§ Set problem: Restate the data word for word and leave the images out.
# START OF Extracted entries
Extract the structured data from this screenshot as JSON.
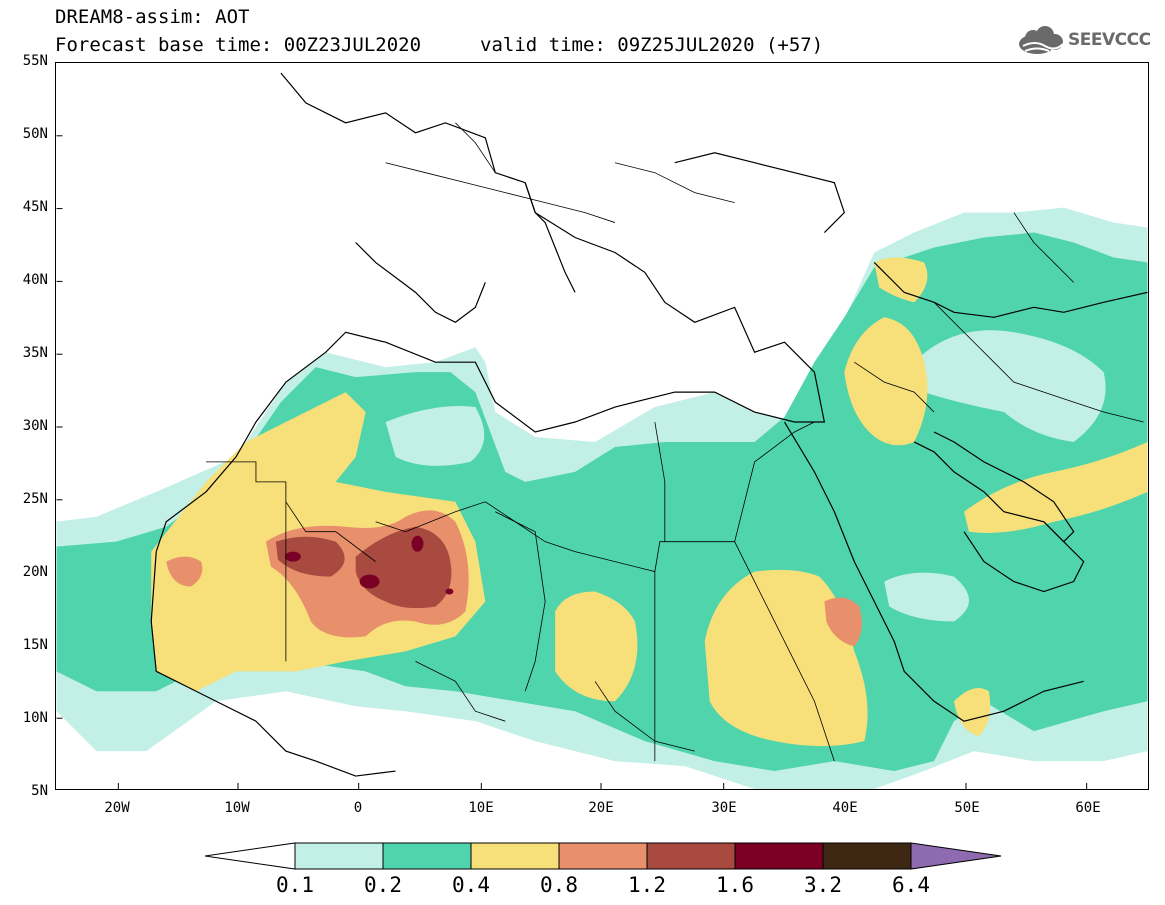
{
  "title": {
    "line1": "DREAM8-assim: AOT",
    "line2": "Forecast base time: 00Z23JUL2020",
    "valid": "valid time: 09Z25JUL2020 (+57)"
  },
  "logo": {
    "text": "SEEVCCC",
    "icon": "cloud-icon",
    "color": "#6a6a6a"
  },
  "map": {
    "type": "contour-fill-map",
    "variable": "AOT",
    "lon_range": [
      -25,
      65
    ],
    "lat_range": [
      5,
      55
    ],
    "lat_ticks": [
      "55N",
      "50N",
      "45N",
      "40N",
      "35N",
      "30N",
      "25N",
      "20N",
      "15N",
      "10N",
      "5N"
    ],
    "lon_ticks": [
      "20W",
      "10W",
      "0",
      "10E",
      "20E",
      "30E",
      "40E",
      "50E",
      "60E"
    ]
  },
  "colorbar": {
    "labels": [
      "0.1",
      "0.2",
      "0.4",
      "0.8",
      "1.2",
      "1.6",
      "3.2",
      "6.4"
    ],
    "colors": [
      "#ffffff",
      "#c2efe6",
      "#4fd4ab",
      "#f7e07a",
      "#e8906b",
      "#a84a3f",
      "#7a0026",
      "#3f2813",
      "#8e6bb0"
    ]
  }
}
# END OF Extracted entries
§ Solution to the problem:
Extract the structured data from this screenshot as JSON.
{
  "title": {
    "line1": "DREAM8-assim: AOT",
    "line2": "Forecast base time: 00Z23JUL2020",
    "valid": "valid time: 09Z25JUL2020 (+57)"
  },
  "logo": {
    "text": "SEEVCCC",
    "icon": "cloud-icon",
    "color": "#6a6a6a"
  },
  "map": {
    "type": "contour-fill-map",
    "variable": "AOT",
    "lon_range": [
      -25,
      65
    ],
    "lat_range": [
      5,
      55
    ],
    "lat_ticks": [
      "55N",
      "50N",
      "45N",
      "40N",
      "35N",
      "30N",
      "25N",
      "20N",
      "15N",
      "10N",
      "5N"
    ],
    "lon_ticks": [
      "20W",
      "10W",
      "0",
      "10E",
      "20E",
      "30E",
      "40E",
      "50E",
      "60E"
    ]
  },
  "colorbar": {
    "labels": [
      "0.1",
      "0.2",
      "0.4",
      "0.8",
      "1.2",
      "1.6",
      "3.2",
      "6.4"
    ],
    "colors": [
      "#ffffff",
      "#c2efe6",
      "#4fd4ab",
      "#f7e07a",
      "#e8906b",
      "#a84a3f",
      "#7a0026",
      "#3f2813",
      "#8e6bb0"
    ]
  }
}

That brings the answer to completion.